(WHAT YOU ARE ASKED TO DO):
Report each line of the data that includes the word "ядерного".

>> start DATA EXCERPTS

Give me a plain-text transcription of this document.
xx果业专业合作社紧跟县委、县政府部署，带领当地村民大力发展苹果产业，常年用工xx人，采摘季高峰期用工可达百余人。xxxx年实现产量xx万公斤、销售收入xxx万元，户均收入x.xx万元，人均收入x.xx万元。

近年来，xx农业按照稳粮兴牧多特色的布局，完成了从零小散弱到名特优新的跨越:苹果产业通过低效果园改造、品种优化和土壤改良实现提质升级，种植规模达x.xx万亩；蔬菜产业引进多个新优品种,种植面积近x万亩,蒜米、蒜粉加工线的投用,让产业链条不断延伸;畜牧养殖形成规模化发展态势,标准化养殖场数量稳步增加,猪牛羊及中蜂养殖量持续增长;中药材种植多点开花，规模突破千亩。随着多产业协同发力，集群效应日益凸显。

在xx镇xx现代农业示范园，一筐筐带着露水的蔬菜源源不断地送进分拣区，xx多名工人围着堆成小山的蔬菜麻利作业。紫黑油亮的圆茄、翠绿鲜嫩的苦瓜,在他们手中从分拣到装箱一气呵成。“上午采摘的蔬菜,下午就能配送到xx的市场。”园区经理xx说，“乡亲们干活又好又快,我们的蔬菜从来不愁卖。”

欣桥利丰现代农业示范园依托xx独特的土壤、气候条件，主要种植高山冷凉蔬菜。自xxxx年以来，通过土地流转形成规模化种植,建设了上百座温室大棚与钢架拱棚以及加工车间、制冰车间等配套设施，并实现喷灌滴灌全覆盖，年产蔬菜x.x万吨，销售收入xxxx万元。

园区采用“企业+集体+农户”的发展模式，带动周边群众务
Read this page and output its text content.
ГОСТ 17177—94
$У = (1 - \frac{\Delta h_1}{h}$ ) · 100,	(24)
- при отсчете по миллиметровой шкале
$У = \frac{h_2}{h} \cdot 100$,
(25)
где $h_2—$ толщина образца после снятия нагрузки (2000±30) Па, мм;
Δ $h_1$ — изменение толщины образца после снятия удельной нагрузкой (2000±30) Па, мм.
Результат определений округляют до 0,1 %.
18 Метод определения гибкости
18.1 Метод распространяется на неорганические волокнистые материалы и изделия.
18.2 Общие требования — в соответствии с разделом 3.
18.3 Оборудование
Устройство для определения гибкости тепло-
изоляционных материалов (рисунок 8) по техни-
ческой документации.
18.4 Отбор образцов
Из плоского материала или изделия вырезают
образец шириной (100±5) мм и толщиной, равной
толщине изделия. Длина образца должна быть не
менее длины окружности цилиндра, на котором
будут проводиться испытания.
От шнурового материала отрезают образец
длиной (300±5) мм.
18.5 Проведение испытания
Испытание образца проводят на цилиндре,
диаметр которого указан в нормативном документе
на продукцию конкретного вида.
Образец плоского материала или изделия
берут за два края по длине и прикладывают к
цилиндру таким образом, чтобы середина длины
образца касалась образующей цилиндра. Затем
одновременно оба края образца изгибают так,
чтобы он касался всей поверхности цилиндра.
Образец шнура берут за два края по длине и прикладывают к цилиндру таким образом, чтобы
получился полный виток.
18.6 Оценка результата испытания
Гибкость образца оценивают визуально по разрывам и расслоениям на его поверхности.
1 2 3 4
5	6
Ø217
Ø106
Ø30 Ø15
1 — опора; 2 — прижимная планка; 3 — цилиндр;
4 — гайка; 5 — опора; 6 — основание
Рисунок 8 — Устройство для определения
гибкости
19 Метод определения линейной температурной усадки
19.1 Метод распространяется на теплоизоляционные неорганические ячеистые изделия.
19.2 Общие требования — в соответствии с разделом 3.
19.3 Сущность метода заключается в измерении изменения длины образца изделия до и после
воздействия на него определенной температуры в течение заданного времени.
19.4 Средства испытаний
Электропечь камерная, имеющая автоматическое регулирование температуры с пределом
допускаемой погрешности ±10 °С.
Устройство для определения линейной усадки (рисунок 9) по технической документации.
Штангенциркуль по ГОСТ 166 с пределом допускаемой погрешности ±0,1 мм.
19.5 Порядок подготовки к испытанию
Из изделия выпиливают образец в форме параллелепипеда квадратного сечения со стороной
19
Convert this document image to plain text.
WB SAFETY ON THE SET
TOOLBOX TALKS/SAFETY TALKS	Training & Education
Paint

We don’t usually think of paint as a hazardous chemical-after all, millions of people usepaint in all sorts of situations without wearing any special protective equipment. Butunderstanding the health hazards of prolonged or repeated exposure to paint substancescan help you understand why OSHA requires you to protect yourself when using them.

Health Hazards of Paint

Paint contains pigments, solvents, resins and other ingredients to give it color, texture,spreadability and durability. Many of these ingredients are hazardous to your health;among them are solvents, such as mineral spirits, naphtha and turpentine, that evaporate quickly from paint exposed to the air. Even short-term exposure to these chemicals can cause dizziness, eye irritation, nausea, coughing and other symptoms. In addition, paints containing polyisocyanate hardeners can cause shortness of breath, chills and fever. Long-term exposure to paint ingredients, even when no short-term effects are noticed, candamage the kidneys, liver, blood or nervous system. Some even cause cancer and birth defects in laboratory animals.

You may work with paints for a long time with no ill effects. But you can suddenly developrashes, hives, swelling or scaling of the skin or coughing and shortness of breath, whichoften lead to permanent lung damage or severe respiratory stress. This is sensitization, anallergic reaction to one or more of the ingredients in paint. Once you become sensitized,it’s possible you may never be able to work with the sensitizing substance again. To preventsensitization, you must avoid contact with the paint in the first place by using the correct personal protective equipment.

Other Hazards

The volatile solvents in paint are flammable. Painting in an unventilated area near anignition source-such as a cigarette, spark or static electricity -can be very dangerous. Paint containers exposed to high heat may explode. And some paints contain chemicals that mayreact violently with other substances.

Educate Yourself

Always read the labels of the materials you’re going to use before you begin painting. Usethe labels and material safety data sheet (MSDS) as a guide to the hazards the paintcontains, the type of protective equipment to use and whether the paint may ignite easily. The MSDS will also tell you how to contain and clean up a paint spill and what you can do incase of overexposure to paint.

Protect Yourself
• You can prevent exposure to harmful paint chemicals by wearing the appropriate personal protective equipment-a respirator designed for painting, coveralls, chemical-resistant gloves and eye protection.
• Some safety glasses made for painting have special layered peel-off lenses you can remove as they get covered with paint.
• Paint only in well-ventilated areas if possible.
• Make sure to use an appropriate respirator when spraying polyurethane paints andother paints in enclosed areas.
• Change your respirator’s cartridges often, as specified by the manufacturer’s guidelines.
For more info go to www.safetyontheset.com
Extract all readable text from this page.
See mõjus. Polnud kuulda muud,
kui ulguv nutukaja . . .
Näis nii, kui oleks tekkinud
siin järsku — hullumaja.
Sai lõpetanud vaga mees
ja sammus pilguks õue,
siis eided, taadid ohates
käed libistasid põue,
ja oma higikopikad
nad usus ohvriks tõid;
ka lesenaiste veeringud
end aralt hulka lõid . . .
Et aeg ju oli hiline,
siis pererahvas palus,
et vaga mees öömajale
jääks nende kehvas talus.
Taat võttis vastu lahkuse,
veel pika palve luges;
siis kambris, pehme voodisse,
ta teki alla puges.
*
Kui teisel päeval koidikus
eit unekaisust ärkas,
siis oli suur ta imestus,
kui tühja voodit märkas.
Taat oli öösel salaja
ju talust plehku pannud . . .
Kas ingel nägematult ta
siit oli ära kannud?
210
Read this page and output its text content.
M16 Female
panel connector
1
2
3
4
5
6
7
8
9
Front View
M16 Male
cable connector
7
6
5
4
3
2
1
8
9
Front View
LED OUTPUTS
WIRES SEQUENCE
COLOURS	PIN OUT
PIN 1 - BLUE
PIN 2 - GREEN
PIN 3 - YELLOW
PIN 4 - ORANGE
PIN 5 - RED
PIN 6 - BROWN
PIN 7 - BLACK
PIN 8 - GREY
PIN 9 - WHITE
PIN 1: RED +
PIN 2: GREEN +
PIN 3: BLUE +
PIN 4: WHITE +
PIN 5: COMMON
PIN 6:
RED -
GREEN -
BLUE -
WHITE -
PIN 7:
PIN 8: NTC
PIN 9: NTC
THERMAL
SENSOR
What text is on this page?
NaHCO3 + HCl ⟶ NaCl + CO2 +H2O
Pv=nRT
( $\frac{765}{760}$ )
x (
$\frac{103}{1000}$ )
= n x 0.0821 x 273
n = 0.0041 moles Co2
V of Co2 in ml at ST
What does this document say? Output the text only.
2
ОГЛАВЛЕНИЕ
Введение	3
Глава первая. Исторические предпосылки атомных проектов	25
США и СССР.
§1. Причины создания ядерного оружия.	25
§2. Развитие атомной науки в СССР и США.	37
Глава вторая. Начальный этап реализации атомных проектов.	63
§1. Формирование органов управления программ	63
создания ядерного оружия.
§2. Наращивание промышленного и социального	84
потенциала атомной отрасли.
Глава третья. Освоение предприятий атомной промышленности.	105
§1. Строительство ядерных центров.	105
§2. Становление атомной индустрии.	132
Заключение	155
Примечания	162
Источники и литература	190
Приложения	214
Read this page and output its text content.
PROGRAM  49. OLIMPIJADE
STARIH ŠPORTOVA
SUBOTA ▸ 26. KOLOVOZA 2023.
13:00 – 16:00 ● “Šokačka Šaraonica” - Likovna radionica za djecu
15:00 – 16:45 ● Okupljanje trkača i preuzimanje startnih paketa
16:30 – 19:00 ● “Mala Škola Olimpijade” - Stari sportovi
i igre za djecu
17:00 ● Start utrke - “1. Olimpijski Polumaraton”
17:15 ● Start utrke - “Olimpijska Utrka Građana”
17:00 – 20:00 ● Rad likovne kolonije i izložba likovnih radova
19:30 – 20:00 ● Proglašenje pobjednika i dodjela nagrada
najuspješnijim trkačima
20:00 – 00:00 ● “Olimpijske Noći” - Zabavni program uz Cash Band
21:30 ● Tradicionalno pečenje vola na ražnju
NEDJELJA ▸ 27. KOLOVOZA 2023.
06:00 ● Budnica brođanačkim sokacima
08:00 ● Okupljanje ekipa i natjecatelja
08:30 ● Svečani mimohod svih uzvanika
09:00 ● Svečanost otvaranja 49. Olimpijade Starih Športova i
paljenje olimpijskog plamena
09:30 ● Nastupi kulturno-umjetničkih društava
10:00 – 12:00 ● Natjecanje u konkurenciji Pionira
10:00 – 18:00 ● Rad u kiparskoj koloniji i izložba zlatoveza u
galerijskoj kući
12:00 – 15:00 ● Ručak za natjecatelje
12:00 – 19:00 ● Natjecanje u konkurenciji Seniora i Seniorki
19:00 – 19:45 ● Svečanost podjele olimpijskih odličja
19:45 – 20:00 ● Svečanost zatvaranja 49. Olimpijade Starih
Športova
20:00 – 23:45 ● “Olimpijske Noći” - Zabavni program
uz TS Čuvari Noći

>> end DATA EXCERPTS

(EXERCISE OUTPUT):
§1. Причины создания ядерного оружия.	25
создания ядерного оружия.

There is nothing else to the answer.